### CHALLENGE
Locate every line in the records below that holds the word "title" and return each one.
··· MATERIAL PROVIDED ···
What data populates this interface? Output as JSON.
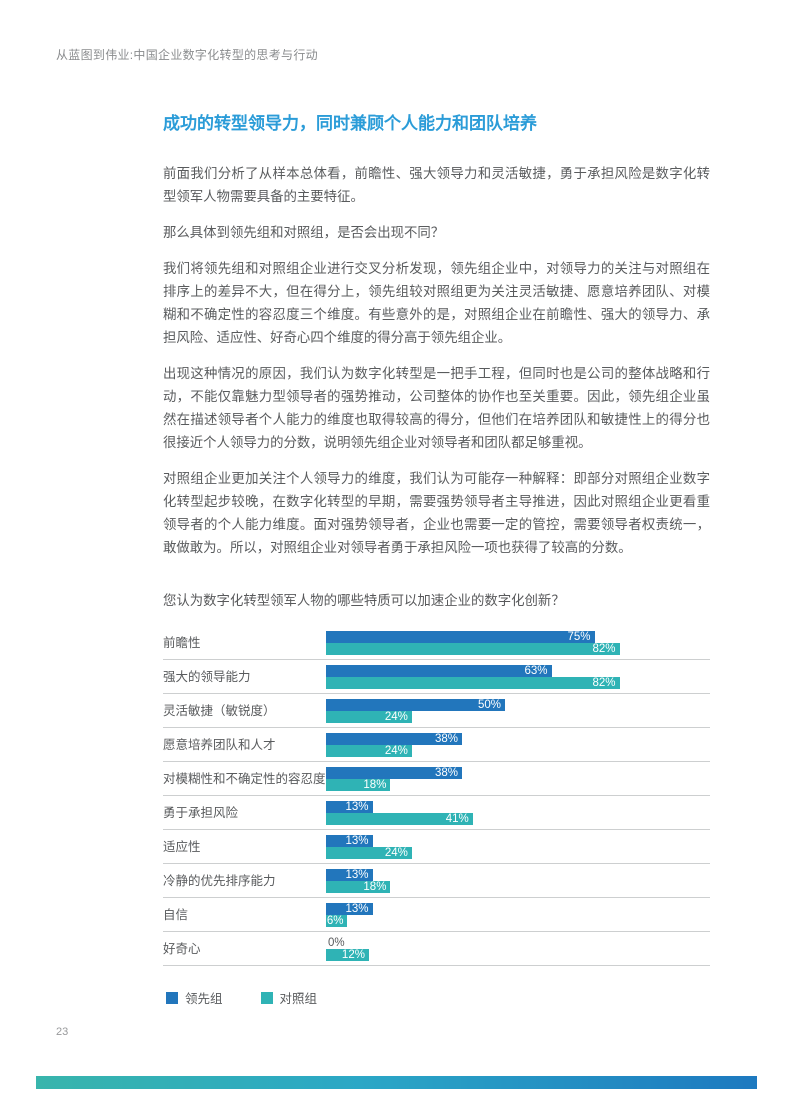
{
  "colors": {
    "accent_heading": "#2b9cd8",
    "bar_leading": "#2276bc",
    "bar_control": "#2fb3b5",
    "footer_gradient_start": "#38b5ac",
    "footer_gradient_mid": "#2ba7c6",
    "footer_gradient_end": "#1d79c0"
  },
  "header": {
    "title": "从蓝图到伟业:中国企业数字化转型的思考与行动"
  },
  "section": {
    "title": "成功的转型领导力，同时兼顾个人能力和团队培养",
    "paragraphs": [
      "前面我们分析了从样本总体看，前瞻性、强大领导力和灵活敏捷，勇于承担风险是数字化转型领军人物需要具备的主要特征。",
      "那么具体到领先组和对照组，是否会出现不同？",
      "我们将领先组和对照组企业进行交叉分析发现，领先组企业中，对领导力的关注与对照组在排序上的差异不大，但在得分上，领先组较对照组更为关注灵活敏捷、愿意培养团队、对模糊和不确定性的容忍度三个维度。有些意外的是，对照组企业在前瞻性、强大的领导力、承担风险、适应性、好奇心四个维度的得分高于领先组企业。",
      "出现这种情况的原因，我们认为数字化转型是一把手工程，但同时也是公司的整体战略和行动，不能仅靠魅力型领导者的强势推动，公司整体的协作也至关重要。因此，领先组企业虽然在描述领导者个人能力的维度也取得较高的得分，但他们在培养团队和敏捷性上的得分也很接近个人领导力的分数，说明领先组企业对领导者和团队都足够重视。",
      "对照组企业更加关注个人领导力的维度，我们认为可能存一种解释：即部分对照组企业数字化转型起步较晚，在数字化转型的早期，需要强势领导者主导推进，因此对照组企业更看重领导者的个人能力维度。面对强势领导者，企业也需要一定的管控，需要领导者权责统一，敢做敢为。所以，对照组企业对领导者勇于承担风险一项也获得了较高的分数。"
    ]
  },
  "chart_data": {
    "type": "bar",
    "orientation": "horizontal",
    "title": "您认为数字化转型领军人物的哪些特质可以加速企业的数字化创新？",
    "categories": [
      "前瞻性",
      "强大的领导能力",
      "灵活敏捷（敏锐度）",
      "愿意培养团队和人才",
      "对模糊性和不确定性的容忍度",
      "勇于承担风险",
      "适应性",
      "冷静的优先排序能力",
      "自信",
      "好奇心"
    ],
    "series": [
      {
        "name": "领先组",
        "key": "leading",
        "color": "#2276bc",
        "values": [
          75,
          63,
          50,
          38,
          38,
          13,
          13,
          13,
          13,
          0
        ]
      },
      {
        "name": "对照组",
        "key": "control",
        "color": "#2fb3b5",
        "values": [
          82,
          82,
          24,
          24,
          18,
          41,
          24,
          18,
          6,
          12
        ]
      }
    ],
    "value_suffix": "%",
    "xlim": [
      0,
      100
    ],
    "grid": false,
    "legend_position": "bottom"
  },
  "footer": {
    "page_number": "23"
  }
}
···
### OUTPUT
    "title": "从蓝图到伟业:中国企业数字化转型的思考与行动"
    "title": "成功的转型领导力，同时兼顾个人能力和团队培养",
    "title": "您认为数字化转型领军人物的哪些特质可以加速企业的数字化创新？",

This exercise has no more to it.